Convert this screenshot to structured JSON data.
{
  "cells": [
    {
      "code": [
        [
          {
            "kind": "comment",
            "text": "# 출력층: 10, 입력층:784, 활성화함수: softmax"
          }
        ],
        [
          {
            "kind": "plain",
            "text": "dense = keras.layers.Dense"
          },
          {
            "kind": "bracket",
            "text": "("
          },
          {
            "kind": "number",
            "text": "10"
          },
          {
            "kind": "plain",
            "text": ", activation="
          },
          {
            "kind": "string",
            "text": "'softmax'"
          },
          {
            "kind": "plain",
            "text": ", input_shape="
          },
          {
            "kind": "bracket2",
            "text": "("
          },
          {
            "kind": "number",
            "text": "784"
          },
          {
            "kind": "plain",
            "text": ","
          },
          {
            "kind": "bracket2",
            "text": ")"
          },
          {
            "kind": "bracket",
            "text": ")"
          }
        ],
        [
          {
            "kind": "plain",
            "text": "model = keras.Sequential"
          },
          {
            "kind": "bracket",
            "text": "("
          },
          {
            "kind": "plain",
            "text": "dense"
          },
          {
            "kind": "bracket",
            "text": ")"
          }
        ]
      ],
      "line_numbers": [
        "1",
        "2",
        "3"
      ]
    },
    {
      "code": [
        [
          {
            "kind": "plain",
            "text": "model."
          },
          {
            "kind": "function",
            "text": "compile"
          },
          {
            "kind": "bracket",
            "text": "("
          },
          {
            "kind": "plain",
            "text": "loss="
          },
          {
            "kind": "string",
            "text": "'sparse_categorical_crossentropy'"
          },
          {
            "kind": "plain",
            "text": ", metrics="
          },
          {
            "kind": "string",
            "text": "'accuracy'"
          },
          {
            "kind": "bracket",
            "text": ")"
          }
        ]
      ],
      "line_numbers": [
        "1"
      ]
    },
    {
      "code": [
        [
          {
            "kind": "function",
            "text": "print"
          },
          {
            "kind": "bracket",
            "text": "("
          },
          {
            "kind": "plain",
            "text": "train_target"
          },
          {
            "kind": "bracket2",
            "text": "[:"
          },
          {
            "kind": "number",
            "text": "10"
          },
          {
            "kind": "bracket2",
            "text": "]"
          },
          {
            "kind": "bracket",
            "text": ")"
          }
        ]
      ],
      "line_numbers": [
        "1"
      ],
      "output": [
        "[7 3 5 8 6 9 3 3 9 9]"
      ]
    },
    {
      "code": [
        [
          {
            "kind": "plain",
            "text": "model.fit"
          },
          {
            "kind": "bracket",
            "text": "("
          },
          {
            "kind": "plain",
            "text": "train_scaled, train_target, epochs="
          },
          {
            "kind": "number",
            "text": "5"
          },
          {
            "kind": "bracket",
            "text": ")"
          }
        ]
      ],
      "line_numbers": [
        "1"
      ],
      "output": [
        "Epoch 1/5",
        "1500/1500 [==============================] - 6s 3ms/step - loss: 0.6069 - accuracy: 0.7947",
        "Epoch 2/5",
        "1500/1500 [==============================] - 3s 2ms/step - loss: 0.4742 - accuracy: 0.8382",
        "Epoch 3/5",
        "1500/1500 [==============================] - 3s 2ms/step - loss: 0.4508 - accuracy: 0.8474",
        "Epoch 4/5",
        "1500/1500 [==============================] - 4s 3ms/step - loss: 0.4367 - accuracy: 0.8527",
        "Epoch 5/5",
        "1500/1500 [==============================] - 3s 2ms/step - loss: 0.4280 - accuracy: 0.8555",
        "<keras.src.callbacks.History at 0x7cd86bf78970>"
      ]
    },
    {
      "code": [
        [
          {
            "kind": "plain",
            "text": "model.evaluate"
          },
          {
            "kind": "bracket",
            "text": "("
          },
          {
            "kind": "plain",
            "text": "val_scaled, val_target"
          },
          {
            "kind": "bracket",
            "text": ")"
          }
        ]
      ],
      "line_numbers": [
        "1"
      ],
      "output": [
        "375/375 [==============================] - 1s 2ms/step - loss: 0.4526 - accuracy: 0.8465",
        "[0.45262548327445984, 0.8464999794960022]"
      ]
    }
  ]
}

++++++

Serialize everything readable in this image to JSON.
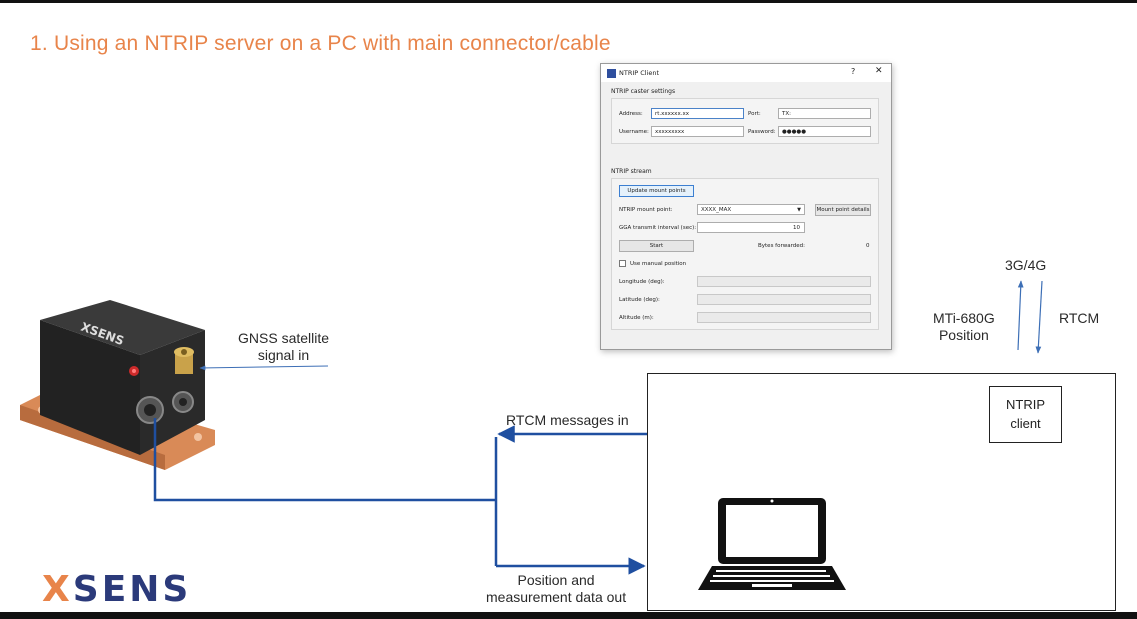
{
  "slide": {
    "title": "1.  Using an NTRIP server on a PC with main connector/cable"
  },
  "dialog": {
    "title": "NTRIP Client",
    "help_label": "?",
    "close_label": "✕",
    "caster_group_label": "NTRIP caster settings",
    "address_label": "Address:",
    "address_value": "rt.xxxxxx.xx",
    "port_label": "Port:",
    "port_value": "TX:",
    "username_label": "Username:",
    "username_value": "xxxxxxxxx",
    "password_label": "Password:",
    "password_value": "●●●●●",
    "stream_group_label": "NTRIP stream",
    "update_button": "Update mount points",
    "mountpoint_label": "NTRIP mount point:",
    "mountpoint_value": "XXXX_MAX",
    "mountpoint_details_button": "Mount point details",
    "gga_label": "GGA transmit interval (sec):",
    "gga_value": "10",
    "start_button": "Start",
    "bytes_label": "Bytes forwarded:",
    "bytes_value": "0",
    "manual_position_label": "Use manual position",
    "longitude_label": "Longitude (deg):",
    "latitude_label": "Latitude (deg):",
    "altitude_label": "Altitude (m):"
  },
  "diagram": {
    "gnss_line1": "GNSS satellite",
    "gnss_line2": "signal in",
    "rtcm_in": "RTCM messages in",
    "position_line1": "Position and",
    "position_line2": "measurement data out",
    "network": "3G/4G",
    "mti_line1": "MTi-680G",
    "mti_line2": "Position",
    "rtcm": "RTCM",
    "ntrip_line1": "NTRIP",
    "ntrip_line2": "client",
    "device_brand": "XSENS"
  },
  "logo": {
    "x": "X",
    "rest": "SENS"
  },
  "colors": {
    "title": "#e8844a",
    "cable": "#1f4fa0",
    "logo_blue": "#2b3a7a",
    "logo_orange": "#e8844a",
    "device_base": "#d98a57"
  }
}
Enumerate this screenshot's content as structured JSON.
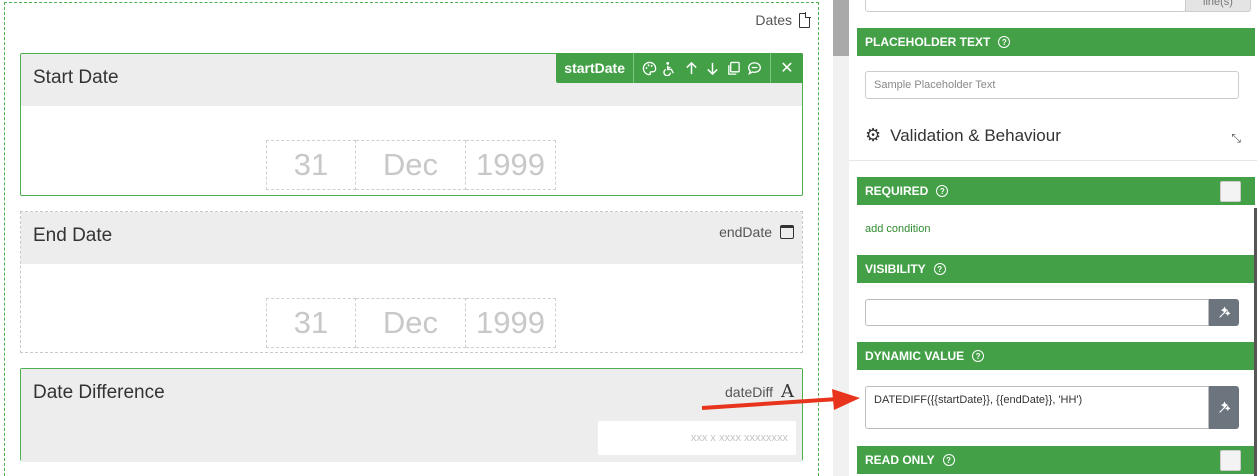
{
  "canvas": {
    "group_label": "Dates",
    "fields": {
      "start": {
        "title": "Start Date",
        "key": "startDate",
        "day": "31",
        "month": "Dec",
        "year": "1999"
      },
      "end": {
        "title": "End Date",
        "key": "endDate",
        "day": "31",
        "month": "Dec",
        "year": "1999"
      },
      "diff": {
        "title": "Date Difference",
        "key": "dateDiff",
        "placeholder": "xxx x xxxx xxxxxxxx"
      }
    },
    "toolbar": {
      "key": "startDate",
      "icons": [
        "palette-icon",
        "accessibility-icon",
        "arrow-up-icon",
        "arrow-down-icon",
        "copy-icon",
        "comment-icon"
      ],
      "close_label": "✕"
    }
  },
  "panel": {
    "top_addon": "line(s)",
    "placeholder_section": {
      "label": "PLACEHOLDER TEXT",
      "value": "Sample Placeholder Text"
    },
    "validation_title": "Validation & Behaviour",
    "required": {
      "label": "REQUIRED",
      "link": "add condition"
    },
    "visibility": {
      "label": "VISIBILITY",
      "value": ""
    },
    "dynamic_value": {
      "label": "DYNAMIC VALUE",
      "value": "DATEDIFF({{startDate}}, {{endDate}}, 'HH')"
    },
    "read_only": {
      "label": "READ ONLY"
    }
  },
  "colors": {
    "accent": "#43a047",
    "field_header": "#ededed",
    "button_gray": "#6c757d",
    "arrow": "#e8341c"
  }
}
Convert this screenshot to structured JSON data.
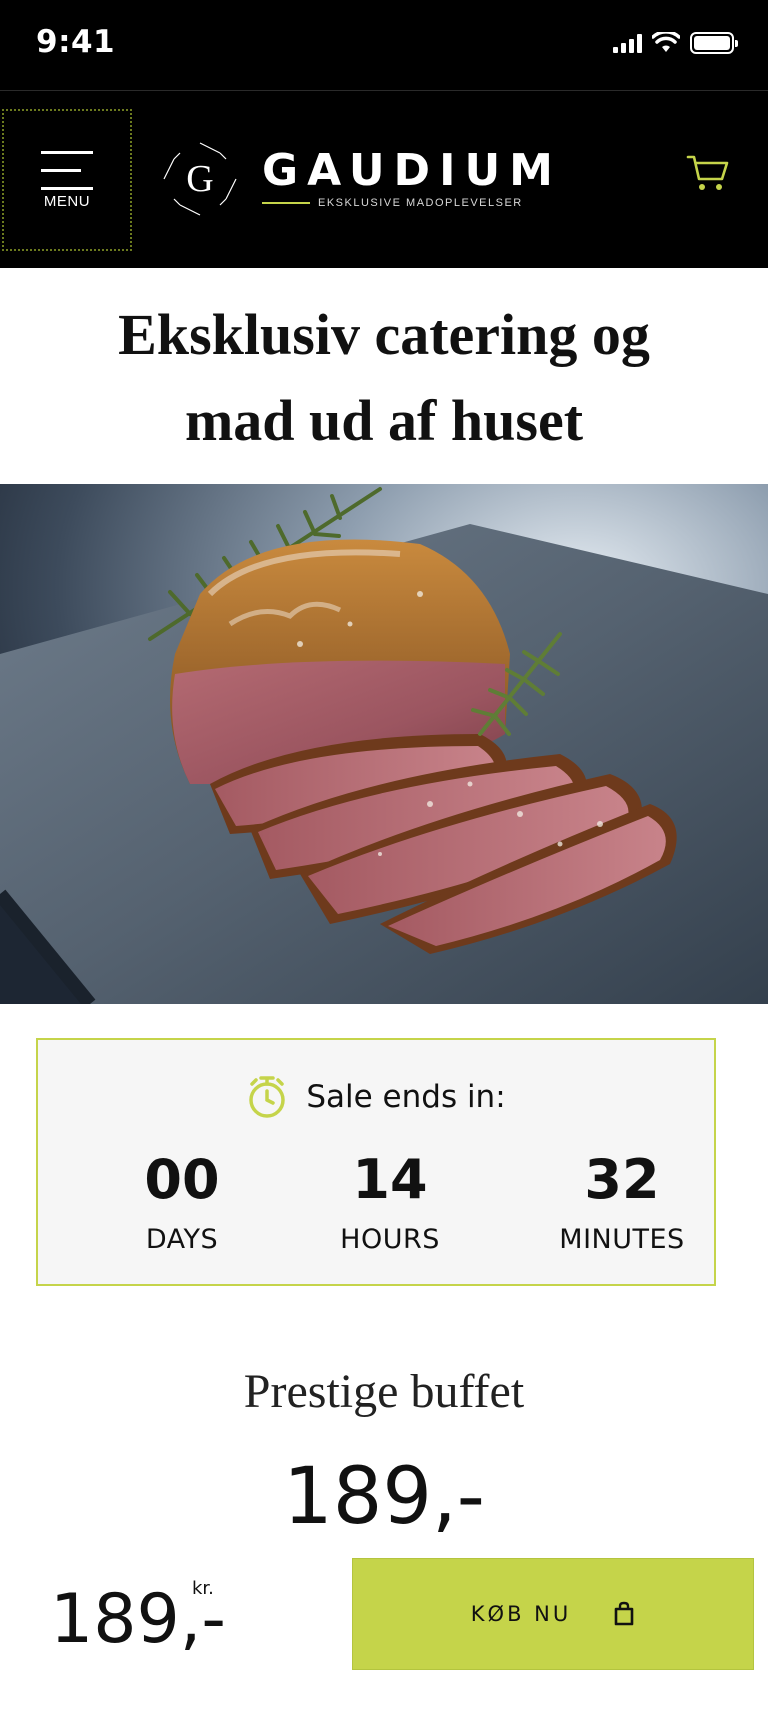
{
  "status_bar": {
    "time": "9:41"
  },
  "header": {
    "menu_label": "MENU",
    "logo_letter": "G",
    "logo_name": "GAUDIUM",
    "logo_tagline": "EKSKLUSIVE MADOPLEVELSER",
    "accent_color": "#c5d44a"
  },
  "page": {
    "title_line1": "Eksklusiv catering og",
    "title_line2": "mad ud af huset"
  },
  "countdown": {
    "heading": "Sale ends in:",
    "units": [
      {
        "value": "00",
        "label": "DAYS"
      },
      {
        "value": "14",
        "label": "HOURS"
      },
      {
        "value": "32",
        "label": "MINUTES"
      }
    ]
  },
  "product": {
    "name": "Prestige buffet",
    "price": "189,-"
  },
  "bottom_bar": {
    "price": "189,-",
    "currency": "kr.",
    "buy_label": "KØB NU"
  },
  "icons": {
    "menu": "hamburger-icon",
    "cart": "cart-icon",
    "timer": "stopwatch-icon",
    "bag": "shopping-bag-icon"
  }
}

++++++

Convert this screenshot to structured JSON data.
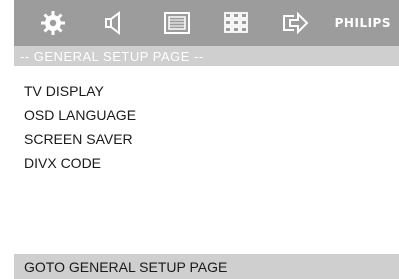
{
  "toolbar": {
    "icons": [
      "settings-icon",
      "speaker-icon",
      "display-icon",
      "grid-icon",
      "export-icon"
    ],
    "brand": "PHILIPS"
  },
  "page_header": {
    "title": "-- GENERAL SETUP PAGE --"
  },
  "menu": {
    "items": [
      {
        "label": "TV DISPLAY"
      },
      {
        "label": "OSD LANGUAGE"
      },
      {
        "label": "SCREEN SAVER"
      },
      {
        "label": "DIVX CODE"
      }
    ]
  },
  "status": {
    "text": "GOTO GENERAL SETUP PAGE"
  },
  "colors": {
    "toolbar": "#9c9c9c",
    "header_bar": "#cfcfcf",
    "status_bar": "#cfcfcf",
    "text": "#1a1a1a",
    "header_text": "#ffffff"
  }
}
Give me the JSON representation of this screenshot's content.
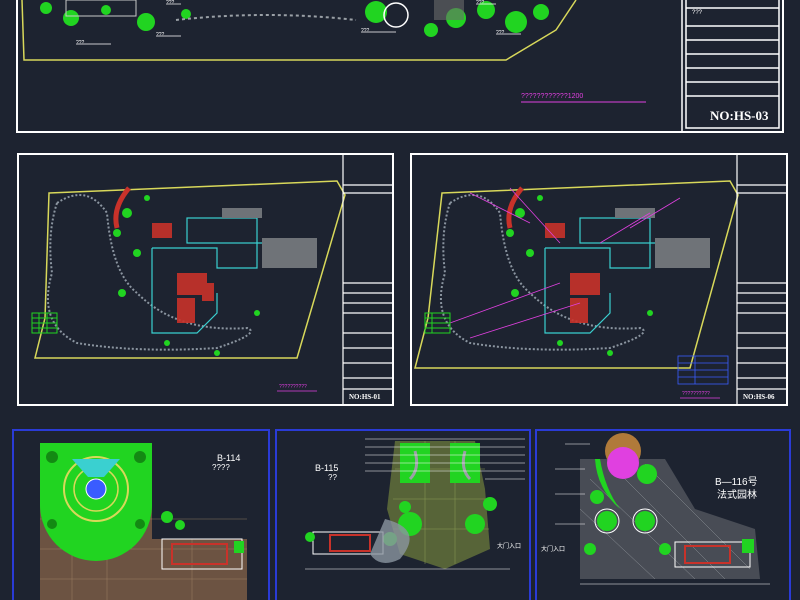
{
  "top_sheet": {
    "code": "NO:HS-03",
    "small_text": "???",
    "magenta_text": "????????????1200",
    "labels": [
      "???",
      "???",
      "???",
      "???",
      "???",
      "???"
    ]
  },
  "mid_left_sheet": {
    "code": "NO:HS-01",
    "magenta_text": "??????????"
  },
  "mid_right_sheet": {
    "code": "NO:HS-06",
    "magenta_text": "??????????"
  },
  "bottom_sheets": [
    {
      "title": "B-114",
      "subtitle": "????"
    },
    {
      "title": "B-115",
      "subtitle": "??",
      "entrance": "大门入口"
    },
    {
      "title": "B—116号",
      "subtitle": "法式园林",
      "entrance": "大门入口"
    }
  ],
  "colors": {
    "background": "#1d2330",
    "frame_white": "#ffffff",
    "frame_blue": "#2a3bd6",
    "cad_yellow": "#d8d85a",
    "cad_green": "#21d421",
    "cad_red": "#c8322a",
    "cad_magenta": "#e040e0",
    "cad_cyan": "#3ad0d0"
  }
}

++++++

| What is needed |
In the lines above, locate the string "keras". Copy every line where it occurs.

| Response |
            "text": "dense = keras.layers.Dense"
            "text": "model = keras.Sequential"
        "<keras.src.callbacks.History at 0x7cd86bf78970>"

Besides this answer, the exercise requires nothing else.